** START OF DATA EXTRACT **

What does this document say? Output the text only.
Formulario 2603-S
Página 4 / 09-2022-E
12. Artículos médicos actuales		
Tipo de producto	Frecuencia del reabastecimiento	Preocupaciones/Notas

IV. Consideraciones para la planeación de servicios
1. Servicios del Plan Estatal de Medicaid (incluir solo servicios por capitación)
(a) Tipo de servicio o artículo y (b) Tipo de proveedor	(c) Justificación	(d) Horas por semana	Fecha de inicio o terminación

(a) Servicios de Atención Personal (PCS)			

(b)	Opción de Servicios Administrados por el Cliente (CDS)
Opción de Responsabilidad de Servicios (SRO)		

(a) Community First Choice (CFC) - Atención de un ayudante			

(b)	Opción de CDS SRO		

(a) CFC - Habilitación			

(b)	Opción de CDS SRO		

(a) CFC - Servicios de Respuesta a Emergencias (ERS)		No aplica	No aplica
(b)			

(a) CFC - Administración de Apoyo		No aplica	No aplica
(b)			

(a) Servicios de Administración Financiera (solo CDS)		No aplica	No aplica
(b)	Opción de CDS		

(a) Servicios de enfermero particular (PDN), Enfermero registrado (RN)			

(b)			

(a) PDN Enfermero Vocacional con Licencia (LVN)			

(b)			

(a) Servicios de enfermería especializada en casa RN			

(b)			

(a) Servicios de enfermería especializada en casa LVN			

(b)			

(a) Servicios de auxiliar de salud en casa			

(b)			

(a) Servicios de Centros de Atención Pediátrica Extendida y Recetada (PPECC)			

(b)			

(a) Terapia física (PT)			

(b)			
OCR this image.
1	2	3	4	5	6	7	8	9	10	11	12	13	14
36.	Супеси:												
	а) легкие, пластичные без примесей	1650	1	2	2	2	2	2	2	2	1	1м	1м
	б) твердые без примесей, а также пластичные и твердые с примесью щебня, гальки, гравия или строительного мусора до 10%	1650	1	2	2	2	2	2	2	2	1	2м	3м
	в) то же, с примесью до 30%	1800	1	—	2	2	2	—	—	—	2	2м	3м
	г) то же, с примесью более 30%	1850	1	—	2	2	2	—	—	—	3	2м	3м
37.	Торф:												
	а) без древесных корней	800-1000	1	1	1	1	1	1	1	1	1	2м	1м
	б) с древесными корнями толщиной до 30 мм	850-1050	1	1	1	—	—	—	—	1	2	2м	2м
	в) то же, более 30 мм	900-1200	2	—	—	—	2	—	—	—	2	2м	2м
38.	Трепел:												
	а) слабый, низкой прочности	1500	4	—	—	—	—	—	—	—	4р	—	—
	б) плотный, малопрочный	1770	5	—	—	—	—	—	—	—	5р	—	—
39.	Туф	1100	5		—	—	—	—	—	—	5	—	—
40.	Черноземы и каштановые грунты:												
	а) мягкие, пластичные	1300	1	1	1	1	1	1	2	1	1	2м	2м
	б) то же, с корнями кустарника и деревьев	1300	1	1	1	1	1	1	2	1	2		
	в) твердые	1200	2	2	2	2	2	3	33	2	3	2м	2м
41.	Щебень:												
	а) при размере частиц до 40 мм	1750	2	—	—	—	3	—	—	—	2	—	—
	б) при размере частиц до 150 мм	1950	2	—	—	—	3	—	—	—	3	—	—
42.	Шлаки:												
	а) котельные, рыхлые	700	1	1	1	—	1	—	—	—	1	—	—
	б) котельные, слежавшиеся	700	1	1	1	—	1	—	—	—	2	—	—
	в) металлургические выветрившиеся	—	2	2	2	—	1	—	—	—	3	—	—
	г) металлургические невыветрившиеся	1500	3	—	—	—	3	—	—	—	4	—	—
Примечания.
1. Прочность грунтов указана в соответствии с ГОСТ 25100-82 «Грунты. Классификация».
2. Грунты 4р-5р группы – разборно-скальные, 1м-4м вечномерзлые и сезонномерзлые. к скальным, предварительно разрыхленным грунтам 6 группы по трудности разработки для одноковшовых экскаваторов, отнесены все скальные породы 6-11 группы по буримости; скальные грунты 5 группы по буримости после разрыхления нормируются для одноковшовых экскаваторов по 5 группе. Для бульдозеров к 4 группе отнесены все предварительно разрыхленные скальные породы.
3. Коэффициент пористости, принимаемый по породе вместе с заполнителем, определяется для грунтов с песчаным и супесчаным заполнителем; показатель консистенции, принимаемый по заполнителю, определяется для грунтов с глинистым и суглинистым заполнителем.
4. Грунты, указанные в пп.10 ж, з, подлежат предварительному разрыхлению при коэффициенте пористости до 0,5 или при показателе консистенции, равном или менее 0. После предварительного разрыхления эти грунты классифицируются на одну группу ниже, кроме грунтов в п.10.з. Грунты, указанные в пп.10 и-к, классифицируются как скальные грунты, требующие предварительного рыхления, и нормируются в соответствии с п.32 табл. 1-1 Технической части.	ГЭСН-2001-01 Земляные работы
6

** END OF DATA EXTRACT **

WHAT YOU WILL DO |
Where does the word "especializada" appear? Return each line that holds it.

EXERCISE RESPONSE |
(a) Servicios de enfermería especializada en casa RN			
(a) Servicios de enfermería especializada en casa LVN			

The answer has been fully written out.